▶ [Material to process]:
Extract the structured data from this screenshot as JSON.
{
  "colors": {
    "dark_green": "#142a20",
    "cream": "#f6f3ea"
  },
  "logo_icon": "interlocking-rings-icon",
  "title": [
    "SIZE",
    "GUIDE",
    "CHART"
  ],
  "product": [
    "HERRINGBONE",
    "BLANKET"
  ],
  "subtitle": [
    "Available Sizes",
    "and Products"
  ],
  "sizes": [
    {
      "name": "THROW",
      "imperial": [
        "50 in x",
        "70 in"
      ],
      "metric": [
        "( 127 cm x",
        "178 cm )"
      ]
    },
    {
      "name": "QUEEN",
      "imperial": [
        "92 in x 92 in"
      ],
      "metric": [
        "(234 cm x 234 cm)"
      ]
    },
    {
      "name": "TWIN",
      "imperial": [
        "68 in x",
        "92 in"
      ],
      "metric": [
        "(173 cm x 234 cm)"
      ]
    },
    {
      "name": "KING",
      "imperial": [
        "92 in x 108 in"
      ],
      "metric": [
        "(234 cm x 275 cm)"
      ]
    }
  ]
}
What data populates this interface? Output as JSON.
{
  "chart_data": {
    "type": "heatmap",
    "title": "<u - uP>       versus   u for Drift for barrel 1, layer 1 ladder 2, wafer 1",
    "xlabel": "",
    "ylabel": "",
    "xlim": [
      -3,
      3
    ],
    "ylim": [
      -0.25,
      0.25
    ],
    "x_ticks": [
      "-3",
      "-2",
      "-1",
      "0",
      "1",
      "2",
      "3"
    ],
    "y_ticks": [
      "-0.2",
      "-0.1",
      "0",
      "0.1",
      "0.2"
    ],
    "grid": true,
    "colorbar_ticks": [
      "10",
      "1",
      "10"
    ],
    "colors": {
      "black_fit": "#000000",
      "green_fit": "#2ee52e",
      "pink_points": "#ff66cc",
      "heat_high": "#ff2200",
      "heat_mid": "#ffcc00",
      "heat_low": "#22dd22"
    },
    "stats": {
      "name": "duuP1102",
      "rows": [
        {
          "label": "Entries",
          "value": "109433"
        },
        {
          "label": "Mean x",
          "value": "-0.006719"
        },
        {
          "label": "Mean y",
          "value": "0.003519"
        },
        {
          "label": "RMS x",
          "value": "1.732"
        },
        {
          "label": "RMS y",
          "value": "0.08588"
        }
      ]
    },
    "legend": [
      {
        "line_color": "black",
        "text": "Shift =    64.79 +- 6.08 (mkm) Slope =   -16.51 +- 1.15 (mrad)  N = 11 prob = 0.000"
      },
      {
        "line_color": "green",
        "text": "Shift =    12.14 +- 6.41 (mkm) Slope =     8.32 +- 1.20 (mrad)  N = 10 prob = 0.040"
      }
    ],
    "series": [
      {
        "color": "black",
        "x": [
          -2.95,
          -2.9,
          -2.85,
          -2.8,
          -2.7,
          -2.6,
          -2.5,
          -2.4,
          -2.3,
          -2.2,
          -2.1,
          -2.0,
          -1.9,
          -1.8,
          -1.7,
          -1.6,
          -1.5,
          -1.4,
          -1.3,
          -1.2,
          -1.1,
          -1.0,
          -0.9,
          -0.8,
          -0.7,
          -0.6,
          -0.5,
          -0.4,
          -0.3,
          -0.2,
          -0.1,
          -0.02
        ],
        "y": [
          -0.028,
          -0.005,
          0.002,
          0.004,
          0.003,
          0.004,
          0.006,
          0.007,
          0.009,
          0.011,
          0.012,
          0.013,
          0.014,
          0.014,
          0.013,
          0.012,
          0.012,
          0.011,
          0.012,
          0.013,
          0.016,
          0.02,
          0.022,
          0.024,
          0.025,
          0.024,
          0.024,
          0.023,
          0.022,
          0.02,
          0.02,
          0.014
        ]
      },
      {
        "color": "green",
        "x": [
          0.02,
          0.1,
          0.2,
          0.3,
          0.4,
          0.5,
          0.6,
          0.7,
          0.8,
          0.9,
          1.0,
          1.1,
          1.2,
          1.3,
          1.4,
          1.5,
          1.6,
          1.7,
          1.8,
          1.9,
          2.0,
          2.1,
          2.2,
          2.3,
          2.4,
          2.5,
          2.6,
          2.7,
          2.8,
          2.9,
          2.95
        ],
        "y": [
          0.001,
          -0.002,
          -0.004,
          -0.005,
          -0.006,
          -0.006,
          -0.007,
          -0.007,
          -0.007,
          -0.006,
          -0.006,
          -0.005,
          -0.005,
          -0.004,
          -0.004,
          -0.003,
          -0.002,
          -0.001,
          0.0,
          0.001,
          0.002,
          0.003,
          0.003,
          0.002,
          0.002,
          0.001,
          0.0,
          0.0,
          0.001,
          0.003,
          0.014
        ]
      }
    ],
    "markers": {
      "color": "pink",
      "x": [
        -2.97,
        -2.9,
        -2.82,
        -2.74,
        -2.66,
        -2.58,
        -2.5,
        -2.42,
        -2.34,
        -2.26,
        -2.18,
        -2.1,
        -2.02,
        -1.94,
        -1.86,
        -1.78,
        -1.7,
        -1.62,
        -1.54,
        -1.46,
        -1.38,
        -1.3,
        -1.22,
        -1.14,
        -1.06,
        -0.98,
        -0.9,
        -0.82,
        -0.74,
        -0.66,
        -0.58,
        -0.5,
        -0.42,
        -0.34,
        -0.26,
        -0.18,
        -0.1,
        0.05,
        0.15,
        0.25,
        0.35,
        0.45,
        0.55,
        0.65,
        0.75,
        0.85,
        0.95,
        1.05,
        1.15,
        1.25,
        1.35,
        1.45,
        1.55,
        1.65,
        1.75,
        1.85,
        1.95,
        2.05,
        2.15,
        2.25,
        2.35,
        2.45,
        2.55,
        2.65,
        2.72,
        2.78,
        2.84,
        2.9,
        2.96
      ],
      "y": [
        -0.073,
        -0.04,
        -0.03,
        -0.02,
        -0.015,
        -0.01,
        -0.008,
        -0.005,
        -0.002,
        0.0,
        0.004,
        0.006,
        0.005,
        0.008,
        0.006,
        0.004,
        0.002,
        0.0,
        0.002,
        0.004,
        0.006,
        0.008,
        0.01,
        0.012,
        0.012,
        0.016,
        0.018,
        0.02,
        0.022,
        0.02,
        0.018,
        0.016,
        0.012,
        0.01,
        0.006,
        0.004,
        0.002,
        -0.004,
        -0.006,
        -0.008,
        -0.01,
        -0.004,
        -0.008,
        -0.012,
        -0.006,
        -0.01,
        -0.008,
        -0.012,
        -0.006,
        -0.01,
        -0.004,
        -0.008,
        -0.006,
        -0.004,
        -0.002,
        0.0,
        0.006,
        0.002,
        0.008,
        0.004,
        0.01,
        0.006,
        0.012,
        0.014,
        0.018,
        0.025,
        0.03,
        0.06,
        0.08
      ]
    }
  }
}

▶ [What you are asked to do]: Say how many lines of the data include the word "Slope". Respond with the number alone.

▶ [Solution for this task]: 2